→ **What to work on**: Lines containing the string "About" are to be counted; report only how many there are.

→ **Data section**:
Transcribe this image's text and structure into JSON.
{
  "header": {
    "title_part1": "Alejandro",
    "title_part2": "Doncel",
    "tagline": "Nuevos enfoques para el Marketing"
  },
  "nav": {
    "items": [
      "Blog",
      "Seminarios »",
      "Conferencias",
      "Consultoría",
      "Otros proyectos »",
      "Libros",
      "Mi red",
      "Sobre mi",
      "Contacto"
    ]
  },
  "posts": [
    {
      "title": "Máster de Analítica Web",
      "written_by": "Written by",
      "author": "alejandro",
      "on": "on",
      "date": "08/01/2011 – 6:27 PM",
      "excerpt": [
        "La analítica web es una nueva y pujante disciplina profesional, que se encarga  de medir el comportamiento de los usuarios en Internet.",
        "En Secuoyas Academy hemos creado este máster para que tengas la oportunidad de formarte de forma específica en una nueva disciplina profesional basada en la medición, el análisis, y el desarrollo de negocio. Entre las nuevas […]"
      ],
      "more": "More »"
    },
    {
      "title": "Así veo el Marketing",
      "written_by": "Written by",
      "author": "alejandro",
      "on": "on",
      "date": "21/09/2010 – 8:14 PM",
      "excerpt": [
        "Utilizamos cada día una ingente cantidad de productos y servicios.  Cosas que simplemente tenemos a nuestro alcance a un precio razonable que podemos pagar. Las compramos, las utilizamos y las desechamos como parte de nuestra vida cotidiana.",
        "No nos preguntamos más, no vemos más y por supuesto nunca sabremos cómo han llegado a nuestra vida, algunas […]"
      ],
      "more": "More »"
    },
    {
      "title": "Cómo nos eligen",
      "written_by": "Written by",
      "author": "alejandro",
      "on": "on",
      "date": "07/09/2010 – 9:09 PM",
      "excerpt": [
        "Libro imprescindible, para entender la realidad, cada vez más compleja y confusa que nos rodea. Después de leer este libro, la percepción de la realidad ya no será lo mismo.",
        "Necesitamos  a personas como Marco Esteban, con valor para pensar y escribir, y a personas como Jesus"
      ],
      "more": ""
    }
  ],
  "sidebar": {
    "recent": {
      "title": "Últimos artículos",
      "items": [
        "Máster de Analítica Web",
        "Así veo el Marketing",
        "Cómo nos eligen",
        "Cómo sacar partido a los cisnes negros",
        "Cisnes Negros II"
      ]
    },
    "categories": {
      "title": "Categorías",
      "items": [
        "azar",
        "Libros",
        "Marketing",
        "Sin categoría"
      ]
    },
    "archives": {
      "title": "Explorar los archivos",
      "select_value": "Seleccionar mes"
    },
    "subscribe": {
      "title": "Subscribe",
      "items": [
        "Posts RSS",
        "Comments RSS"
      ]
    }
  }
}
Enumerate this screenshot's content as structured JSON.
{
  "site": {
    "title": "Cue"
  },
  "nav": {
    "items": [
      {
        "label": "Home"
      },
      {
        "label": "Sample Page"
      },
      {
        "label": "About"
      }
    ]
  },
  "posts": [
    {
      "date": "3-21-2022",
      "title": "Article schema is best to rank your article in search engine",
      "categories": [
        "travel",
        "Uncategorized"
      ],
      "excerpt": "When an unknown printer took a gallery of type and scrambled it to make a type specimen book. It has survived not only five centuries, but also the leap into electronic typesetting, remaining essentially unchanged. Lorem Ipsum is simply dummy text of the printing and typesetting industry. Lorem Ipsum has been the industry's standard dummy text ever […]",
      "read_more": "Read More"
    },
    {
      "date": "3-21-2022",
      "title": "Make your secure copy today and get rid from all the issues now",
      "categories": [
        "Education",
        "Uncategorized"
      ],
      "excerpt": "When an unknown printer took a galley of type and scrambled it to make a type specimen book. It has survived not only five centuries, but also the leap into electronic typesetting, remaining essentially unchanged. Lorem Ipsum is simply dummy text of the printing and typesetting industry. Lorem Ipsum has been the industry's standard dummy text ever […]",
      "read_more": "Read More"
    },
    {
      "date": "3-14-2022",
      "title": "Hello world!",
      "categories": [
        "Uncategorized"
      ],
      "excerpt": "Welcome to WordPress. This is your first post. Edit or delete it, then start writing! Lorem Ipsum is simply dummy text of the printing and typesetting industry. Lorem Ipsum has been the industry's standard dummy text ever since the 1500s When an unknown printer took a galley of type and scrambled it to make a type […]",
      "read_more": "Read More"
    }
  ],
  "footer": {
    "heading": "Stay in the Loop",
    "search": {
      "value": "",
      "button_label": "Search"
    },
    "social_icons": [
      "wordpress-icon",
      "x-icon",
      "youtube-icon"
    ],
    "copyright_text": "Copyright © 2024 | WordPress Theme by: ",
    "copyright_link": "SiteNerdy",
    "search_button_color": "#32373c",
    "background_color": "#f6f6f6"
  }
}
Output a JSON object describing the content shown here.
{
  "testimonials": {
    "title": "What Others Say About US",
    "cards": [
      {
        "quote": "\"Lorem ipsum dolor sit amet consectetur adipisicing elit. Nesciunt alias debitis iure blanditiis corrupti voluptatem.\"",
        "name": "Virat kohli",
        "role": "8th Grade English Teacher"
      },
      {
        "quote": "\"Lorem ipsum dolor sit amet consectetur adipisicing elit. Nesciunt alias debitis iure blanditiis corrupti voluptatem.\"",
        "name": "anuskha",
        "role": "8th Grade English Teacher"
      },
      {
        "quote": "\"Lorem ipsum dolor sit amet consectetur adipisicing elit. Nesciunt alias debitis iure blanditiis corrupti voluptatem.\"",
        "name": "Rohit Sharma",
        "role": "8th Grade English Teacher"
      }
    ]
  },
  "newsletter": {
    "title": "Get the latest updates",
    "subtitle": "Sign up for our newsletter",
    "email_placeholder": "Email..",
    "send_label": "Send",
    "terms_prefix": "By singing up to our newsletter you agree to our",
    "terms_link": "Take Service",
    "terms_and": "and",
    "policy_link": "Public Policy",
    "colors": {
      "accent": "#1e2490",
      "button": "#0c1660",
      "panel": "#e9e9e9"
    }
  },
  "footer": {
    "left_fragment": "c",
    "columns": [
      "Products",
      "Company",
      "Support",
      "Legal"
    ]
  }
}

→ **Solution**: 2